*Required task 1:* From the first block of entries, copy out unchanged the lines starting at the line containing "- copy-icon[interactable]: [56, 505, 82, 531]" and ending with the line containing "- vpc-label: VPC: [56, 577, 112, 607]", including both.

####################

Skip to content

System Verification SOP

When to Run

  • After thesis model or watchlist changes
  • After DB schema migrations
  • After CLI command changes
  • After weekly review or daily brief pipeline changes
  • Before cutting a release or merging a large PR

Automated vs. Manual

Phases 2, 2b, 4, 4b, and 5 are fully automated (no live APIs):

uv run python scripts/system-verification.py          # all automated phases
uv run python scripts/system-verification.py --phase 4 # single phase
uv run python scripts/system-verification.py --list    # list phases

Phases 3, 3b, and 6 require live API keys and are manual/agent-driven (below).

Phase 1 — Unit Tests

Run the full test suite. All tests must pass (pre-existing failures excluded).

uv run pytest --tb=short -q

If the full suite hangs (some integration tests can be slow), run the core modules:

uv run pytest tests/test_thesis.py tests/test_watchlist.py tests/test_db.py tests/test_api_schemas.py tests/test_brokerage.py -v --tb=short

Pass criteria: zero new failures.

Phase 2 — Thesis System [automated]

Automated: uv run python scripts/system-verification.py --phase 2

Checks: load theses, symbol collection (plain string lists), time_horizon field present, adhoc add/remove roundtrip (temp dir), watchlist derivation with provenance.

For manual spot-checks or when debugging:

openfin thesis list                    # Should show all theses with symbols
openfin thesis show <any-slug>         # Should display thesis details (narrative, symbols, time_horizon)
openfin thesis status <any-slug>       # Should display health, time pressure, active hypotheses
openfin thesis symbols                 # Should show all symbols with thesis provenance
openfin watchlist list                 # Should show derived watchlist with Source column
openfin watchlist sources              # Should show provenance for every symbol

Pass criteria: zero failures in automated script. CLI commands return expected output with no tracebacks.

Phase 2b — Hypothesis System [automated]

Automated: uv run python scripts/system-verification.py --phase 2b

Checks (in-memory DB): hypothesis CRUD (create, read, list, update), status transitions (active → confirmed/invalidated), resolved_at timestamp, thesis health computation (recency-weighted confirmed/invalidated ratio), time pressure computation from horizon string parsing.

For manual spot-checks:

openfin review hypothesis create <slug> --claim "If A then B" --invalidation "Unless C"
openfin review hypothesis list <slug>
openfin review hypothesis update <id> --status confirmed --resolution "A happened"

####################

*Required task 2:* Translate this sentence from the verification procedure into Spanish: "All tests must pass (pre-existing failures excluded)."

*Entries shown:*
####################

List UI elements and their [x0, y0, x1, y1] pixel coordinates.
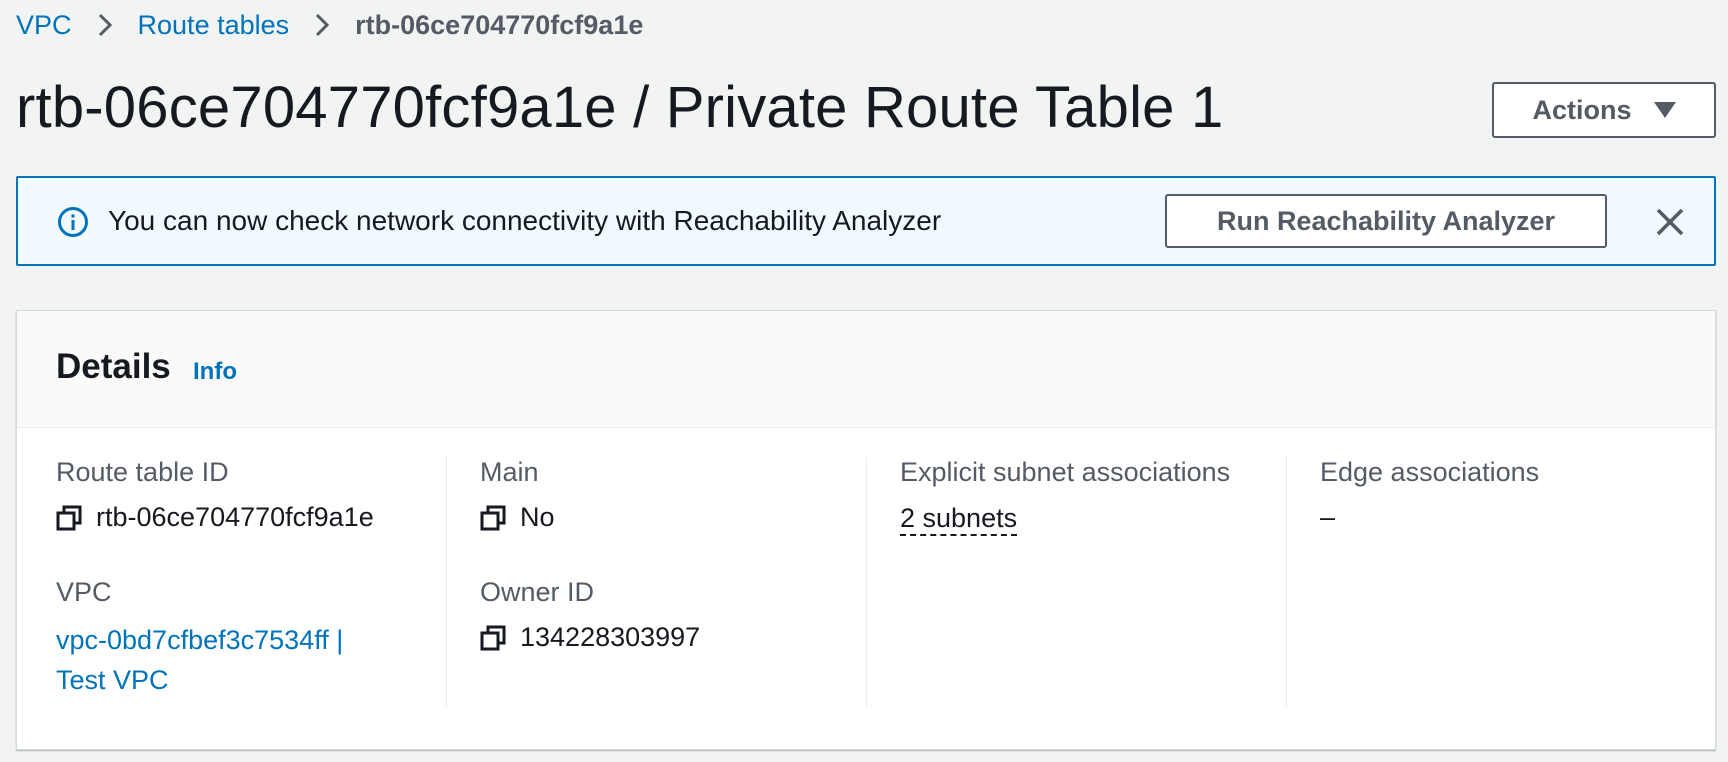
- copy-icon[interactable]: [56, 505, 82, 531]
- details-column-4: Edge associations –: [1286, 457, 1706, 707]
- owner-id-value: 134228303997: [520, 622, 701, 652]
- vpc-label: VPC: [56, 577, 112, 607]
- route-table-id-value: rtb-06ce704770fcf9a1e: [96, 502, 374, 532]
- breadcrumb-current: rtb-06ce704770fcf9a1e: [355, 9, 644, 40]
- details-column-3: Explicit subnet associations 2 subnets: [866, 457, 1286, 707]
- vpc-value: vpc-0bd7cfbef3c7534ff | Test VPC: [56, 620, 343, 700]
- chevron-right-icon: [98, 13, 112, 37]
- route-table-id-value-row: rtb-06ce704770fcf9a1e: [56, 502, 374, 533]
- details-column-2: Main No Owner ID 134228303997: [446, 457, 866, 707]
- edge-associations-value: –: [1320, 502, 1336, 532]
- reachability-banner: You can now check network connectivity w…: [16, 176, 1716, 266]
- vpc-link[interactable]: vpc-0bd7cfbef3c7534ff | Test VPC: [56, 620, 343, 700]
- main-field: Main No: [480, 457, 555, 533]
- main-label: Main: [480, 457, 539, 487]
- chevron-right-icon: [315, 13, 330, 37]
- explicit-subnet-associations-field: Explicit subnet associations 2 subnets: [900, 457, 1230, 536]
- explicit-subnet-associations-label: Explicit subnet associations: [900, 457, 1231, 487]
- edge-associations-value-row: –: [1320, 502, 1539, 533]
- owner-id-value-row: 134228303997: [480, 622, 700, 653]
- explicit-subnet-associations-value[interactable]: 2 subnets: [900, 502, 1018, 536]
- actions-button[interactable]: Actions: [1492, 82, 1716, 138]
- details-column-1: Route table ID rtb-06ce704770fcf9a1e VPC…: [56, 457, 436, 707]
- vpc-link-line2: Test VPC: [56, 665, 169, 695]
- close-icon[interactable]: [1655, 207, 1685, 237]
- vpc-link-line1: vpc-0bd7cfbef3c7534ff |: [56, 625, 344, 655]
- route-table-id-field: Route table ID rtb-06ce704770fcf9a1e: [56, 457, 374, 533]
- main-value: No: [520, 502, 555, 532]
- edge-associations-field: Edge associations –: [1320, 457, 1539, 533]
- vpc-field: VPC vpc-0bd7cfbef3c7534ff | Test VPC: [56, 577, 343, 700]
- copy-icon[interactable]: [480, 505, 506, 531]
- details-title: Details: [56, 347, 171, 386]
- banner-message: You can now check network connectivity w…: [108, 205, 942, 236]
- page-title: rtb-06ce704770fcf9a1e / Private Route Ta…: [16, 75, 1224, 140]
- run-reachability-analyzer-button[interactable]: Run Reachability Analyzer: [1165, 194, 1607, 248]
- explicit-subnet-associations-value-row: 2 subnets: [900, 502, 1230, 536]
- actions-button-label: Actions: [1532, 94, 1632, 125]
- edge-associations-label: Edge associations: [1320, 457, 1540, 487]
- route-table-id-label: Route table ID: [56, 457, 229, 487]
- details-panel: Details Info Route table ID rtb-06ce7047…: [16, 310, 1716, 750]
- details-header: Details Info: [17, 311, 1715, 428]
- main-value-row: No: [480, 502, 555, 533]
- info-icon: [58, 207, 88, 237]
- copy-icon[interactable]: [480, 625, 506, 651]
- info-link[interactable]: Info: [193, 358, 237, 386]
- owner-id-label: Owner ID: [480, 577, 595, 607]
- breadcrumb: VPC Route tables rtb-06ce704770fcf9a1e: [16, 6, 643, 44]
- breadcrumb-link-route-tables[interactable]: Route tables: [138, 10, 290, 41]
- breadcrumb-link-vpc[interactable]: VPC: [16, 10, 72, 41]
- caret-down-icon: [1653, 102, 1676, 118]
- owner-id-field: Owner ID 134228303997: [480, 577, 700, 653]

####################

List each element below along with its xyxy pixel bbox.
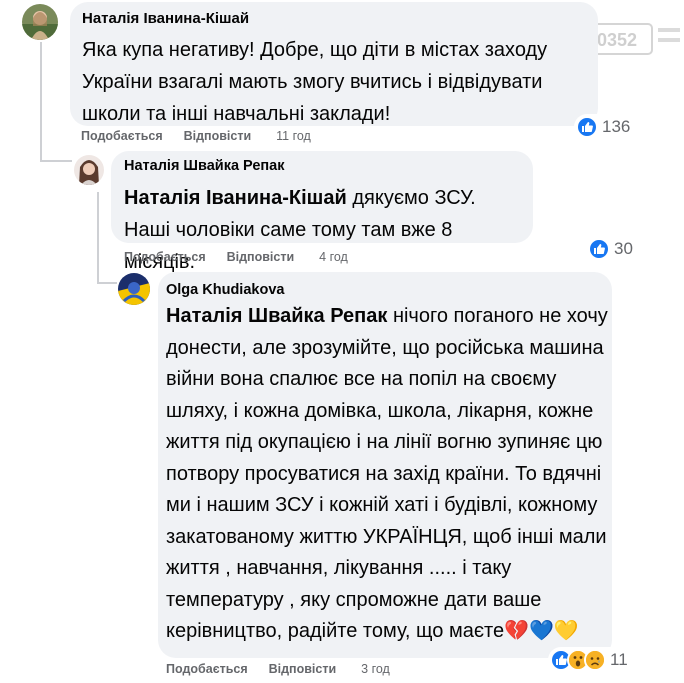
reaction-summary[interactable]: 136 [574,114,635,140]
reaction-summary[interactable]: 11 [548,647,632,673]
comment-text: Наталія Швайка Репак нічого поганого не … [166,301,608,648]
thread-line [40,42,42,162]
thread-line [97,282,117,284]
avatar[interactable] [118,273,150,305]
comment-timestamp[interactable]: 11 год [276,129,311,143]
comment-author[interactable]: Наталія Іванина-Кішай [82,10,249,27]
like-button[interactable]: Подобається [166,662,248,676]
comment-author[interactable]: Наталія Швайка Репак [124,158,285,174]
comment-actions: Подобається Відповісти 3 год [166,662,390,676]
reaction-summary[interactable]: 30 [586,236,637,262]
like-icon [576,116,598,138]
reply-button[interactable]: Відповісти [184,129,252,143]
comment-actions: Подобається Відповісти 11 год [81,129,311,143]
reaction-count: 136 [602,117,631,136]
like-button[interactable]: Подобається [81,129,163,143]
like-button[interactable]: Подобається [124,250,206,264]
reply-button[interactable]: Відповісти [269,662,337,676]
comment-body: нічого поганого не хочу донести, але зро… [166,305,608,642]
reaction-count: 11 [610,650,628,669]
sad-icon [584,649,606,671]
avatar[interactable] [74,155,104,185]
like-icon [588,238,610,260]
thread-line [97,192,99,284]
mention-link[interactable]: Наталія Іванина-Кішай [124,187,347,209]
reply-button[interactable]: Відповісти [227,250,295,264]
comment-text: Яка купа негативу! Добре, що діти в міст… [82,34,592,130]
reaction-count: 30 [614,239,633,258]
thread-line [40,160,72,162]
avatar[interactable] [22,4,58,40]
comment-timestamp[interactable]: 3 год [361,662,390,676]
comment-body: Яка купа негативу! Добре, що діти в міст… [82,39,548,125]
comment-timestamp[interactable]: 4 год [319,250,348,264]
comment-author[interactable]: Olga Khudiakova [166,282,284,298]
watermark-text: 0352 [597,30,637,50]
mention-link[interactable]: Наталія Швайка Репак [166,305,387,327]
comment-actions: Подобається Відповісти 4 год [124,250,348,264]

####################

*Exercise response 1:*
- copy-icon[interactable]: [56, 505, 82, 531]
- details-column-4: Edge associations –: [1286, 457, 1706, 707]
- owner-id-value: 134228303997: [520, 622, 701, 652]
- vpc-label: VPC: [56, 577, 112, 607]

*Exercise response 2:* Todas las pruebas deben pasar (se excluyen los fallos preexistentes).